Send back every line of the data exactly.

□ □ □ □

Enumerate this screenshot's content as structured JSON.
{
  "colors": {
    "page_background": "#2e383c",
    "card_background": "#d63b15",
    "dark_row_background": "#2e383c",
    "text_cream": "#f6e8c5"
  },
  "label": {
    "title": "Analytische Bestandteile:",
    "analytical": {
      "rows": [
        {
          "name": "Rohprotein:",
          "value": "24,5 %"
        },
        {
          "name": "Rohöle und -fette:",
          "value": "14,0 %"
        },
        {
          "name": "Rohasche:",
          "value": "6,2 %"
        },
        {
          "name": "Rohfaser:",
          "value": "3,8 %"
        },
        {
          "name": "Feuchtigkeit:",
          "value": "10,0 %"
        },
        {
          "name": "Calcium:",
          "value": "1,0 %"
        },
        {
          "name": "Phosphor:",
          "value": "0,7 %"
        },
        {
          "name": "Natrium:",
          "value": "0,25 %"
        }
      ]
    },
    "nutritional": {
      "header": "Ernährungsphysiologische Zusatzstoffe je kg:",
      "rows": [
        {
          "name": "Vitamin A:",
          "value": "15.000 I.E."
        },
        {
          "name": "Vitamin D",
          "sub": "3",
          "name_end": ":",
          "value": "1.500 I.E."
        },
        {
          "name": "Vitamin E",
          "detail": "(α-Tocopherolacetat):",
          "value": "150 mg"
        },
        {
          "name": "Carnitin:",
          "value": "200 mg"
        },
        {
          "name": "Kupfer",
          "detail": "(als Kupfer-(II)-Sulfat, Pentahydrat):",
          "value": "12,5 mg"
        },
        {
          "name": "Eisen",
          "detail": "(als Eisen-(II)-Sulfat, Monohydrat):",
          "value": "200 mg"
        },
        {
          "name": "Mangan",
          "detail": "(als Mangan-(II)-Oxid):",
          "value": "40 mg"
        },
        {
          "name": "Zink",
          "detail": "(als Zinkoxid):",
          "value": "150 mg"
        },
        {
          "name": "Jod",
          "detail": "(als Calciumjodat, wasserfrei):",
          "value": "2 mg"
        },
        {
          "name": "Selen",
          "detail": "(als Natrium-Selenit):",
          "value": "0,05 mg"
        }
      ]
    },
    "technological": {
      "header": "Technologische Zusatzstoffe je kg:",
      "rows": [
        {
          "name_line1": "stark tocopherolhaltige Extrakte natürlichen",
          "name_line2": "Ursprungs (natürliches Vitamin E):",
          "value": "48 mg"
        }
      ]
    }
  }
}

□ □ □ □

▶ [Answer to this problem]
Enumerate this screenshot's content as structured JSON.
{
  "colors": {
    "page_background": "#2e383c",
    "card_background": "#d63b15",
    "dark_row_background": "#2e383c",
    "text_cream": "#f6e8c5"
  },
  "label": {
    "title": "Analytische Bestandteile:",
    "analytical": {
      "rows": [
        {
          "name": "Rohprotein:",
          "value": "24,5 %"
        },
        {
          "name": "Rohöle und -fette:",
          "value": "14,0 %"
        },
        {
          "name": "Rohasche:",
          "value": "6,2 %"
        },
        {
          "name": "Rohfaser:",
          "value": "3,8 %"
        },
        {
          "name": "Feuchtigkeit:",
          "value": "10,0 %"
        },
        {
          "name": "Calcium:",
          "value": "1,0 %"
        },
        {
          "name": "Phosphor:",
          "value": "0,7 %"
        },
        {
          "name": "Natrium:",
          "value": "0,25 %"
        }
      ]
    },
    "nutritional": {
      "header": "Ernährungsphysiologische Zusatzstoffe je kg:",
      "rows": [
        {
          "name": "Vitamin A:",
          "value": "15.000 I.E."
        },
        {
          "name": "Vitamin D",
          "sub": "3",
          "name_end": ":",
          "value": "1.500 I.E."
        },
        {
          "name": "Vitamin E",
          "detail": "(α-Tocopherolacetat):",
          "value": "150 mg"
        },
        {
          "name": "Carnitin:",
          "value": "200 mg"
        },
        {
          "name": "Kupfer",
          "detail": "(als Kupfer-(II)-Sulfat, Pentahydrat):",
          "value": "12,5 mg"
        },
        {
          "name": "Eisen",
          "detail": "(als Eisen-(II)-Sulfat, Monohydrat):",
          "value": "200 mg"
        },
        {
          "name": "Mangan",
          "detail": "(als Mangan-(II)-Oxid):",
          "value": "40 mg"
        },
        {
          "name": "Zink",
          "detail": "(als Zinkoxid):",
          "value": "150 mg"
        },
        {
          "name": "Jod",
          "detail": "(als Calciumjodat, wasserfrei):",
          "value": "2 mg"
        },
        {
          "name": "Selen",
          "detail": "(als Natrium-Selenit):",
          "value": "0,05 mg"
        }
      ]
    },
    "technological": {
      "header": "Technologische Zusatzstoffe je kg:",
      "rows": [
        {
          "name_line1": "stark tocopherolhaltige Extrakte natürlichen",
          "name_line2": "Ursprungs (natürliches Vitamin E):",
          "value": "48 mg"
        }
      ]
    }
  }
}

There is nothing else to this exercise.